> _What is asked_: Output solely the number of lines containing the string "功能设计".
Start of Records for processing
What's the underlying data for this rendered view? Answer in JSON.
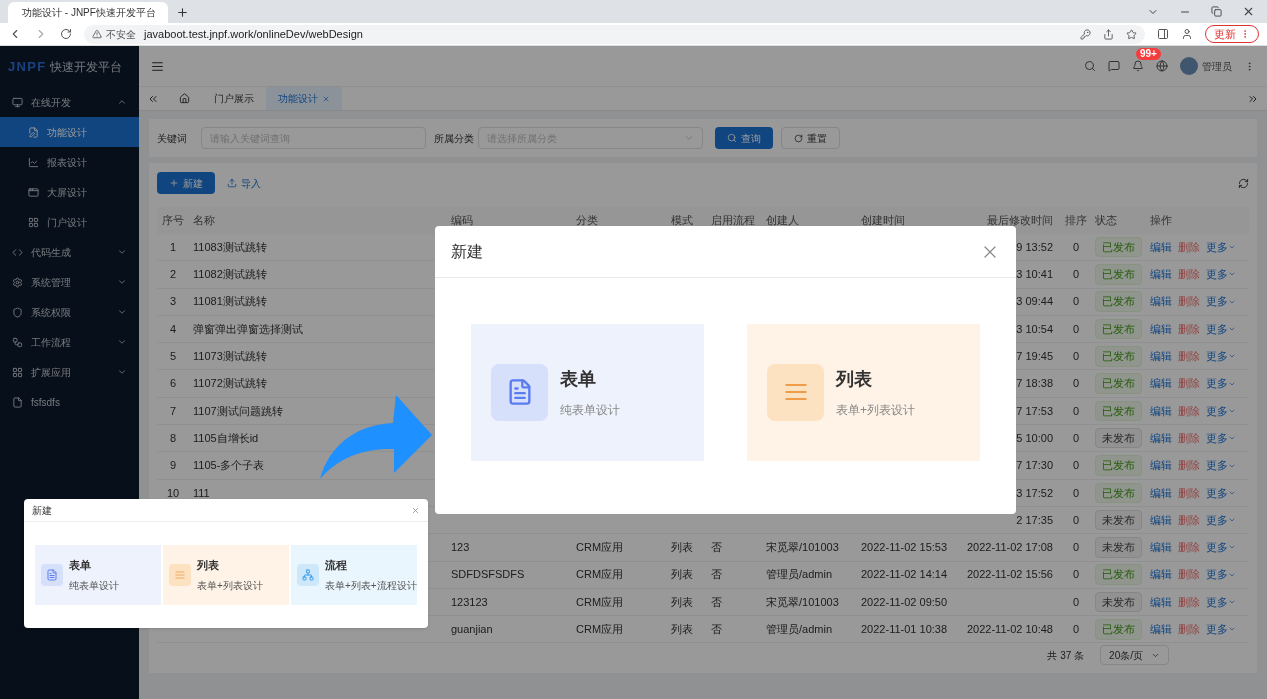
{
  "browser": {
    "tab_title": "功能设计 - JNPF快速开发平台",
    "security": "不安全",
    "url": "javaboot.test.jnpf.work/onlineDev/webDesign",
    "update_button": "更新"
  },
  "logo": {
    "brand": "JNPF",
    "suffix": "快速开发平台"
  },
  "sidebar": [
    {
      "label": "在线开发",
      "expanded": true,
      "children": [
        {
          "label": "功能设计",
          "selected": true
        },
        {
          "label": "报表设计",
          "selected": false
        },
        {
          "label": "大屏设计",
          "selected": false
        },
        {
          "label": "门户设计",
          "selected": false
        }
      ]
    },
    {
      "label": "代码生成",
      "expanded": false
    },
    {
      "label": "系统管理",
      "expanded": false
    },
    {
      "label": "系统权限",
      "expanded": false
    },
    {
      "label": "工作流程",
      "expanded": false
    },
    {
      "label": "扩展应用",
      "expanded": false
    },
    {
      "label": "fsfsdfs"
    }
  ],
  "header": {
    "notification_badge": "99+",
    "user": "管理员"
  },
  "tabs": [
    {
      "label": "门户展示",
      "selected": false
    },
    {
      "label": "功能设计",
      "selected": true
    }
  ],
  "search": {
    "fields": [
      {
        "label": "关键词",
        "placeholder": "请输入关键词查询",
        "kind": "input"
      },
      {
        "label": "所属分类",
        "placeholder": "请选择所属分类",
        "kind": "select"
      }
    ],
    "query_button": "查询",
    "reset_button": "重置"
  },
  "toolbar": {
    "new_button": "新建",
    "import_button": "导入"
  },
  "table": {
    "columns": [
      "序号",
      "名称",
      "编码",
      "分类",
      "模式",
      "启用流程",
      "创建人",
      "创建时间",
      "最后修改时间",
      "排序",
      "状态",
      "操作"
    ],
    "rows": [
      {
        "seq": "1",
        "name": "11083测试跳转",
        "modified": "9 13:52",
        "sort": "0",
        "status": {
          "label": "已发布",
          "published": true
        },
        "actions": [
          "编辑",
          "删除",
          "更多"
        ]
      },
      {
        "seq": "2",
        "name": "11082测试跳转",
        "modified": "3 10:41",
        "sort": "0",
        "status": {
          "label": "已发布",
          "published": true
        },
        "actions": [
          "编辑",
          "删除",
          "更多"
        ]
      },
      {
        "seq": "3",
        "name": "11081测试跳转",
        "modified": "3 09:44",
        "sort": "0",
        "status": {
          "label": "已发布",
          "published": true
        },
        "actions": [
          "编辑",
          "删除",
          "更多"
        ]
      },
      {
        "seq": "4",
        "name": "弹窗弹出弹窗选择测试",
        "modified": "3 10:54",
        "sort": "0",
        "status": {
          "label": "已发布",
          "published": true
        },
        "actions": [
          "编辑",
          "删除",
          "更多"
        ]
      },
      {
        "seq": "5",
        "name": "11073测试跳转",
        "modified": "7 19:45",
        "sort": "0",
        "status": {
          "label": "已发布",
          "published": true
        },
        "actions": [
          "编辑",
          "删除",
          "更多"
        ]
      },
      {
        "seq": "6",
        "name": "11072测试跳转",
        "modified": "7 18:38",
        "sort": "0",
        "status": {
          "label": "已发布",
          "published": true
        },
        "actions": [
          "编辑",
          "删除",
          "更多"
        ]
      },
      {
        "seq": "7",
        "name": "1107测试问题跳转",
        "modified": "7 17:53",
        "sort": "0",
        "status": {
          "label": "已发布",
          "published": true
        },
        "actions": [
          "编辑",
          "删除",
          "更多"
        ]
      },
      {
        "seq": "8",
        "name": "1105自增长id",
        "modified": "5 10:00",
        "sort": "0",
        "status": {
          "label": "未发布",
          "published": false
        },
        "actions": [
          "编辑",
          "删除",
          "更多"
        ]
      },
      {
        "seq": "9",
        "name": "1105-多个子表",
        "modified": "7 17:30",
        "sort": "0",
        "status": {
          "label": "已发布",
          "published": true
        },
        "actions": [
          "编辑",
          "删除",
          "更多"
        ]
      },
      {
        "seq": "10",
        "name": "111",
        "modified": "3 17:52",
        "sort": "0",
        "status": {
          "label": "已发布",
          "published": true
        },
        "actions": [
          "编辑",
          "删除",
          "更多"
        ]
      },
      {
        "modified": "2 17:35",
        "sort": "0",
        "status": {
          "label": "未发布",
          "published": false
        },
        "actions": [
          "编辑",
          "删除",
          "更多"
        ]
      },
      {
        "code": "123",
        "category": "CRM应用",
        "mode": "列表",
        "flow": "否",
        "creator": "宋觅翠/101003",
        "created": "2022-11-02 15:53",
        "modified": "2022-11-02 17:08",
        "sort": "0",
        "status": {
          "label": "未发布",
          "published": false
        },
        "actions": [
          "编辑",
          "删除",
          "更多"
        ]
      },
      {
        "code": "SDFDSFSDFS",
        "category": "CRM应用",
        "mode": "列表",
        "flow": "否",
        "creator": "管理员/admin",
        "created": "2022-11-02 14:14",
        "modified": "2022-11-02 15:56",
        "sort": "0",
        "status": {
          "label": "已发布",
          "published": true
        },
        "actions": [
          "编辑",
          "删除",
          "更多"
        ]
      },
      {
        "code": "123123",
        "category": "CRM应用",
        "mode": "列表",
        "flow": "否",
        "creator": "宋觅翠/101003",
        "created": "2022-11-02 09:50",
        "sort": "0",
        "status": {
          "label": "未发布",
          "published": false
        },
        "actions": [
          "编辑",
          "删除",
          "更多"
        ]
      },
      {
        "code": "guanjian",
        "category": "CRM应用",
        "mode": "列表",
        "flow": "否",
        "creator": "管理员/admin",
        "created": "2022-11-01 10:38",
        "modified": "2022-11-02 10:48",
        "sort": "0",
        "status": {
          "label": "已发布",
          "published": true
        },
        "actions": [
          "编辑",
          "删除",
          "更多"
        ]
      }
    ]
  },
  "pagination": {
    "total": "共 37 条",
    "page_size": "20条/页"
  },
  "dialog": {
    "title": "新建",
    "options": [
      {
        "kind": "form",
        "title": "表单",
        "subtitle": "纯表单设计"
      },
      {
        "kind": "list",
        "title": "列表",
        "subtitle": "表单+列表设计"
      }
    ]
  },
  "inset_dialog": {
    "title": "新建",
    "options": [
      {
        "kind": "form",
        "title": "表单",
        "subtitle": "纯表单设计"
      },
      {
        "kind": "list",
        "title": "列表",
        "subtitle": "表单+列表设计"
      },
      {
        "kind": "flow",
        "title": "流程",
        "subtitle": "表单+列表+流程设计"
      }
    ]
  }
}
End of Records for processing
> _Solved problem_: 3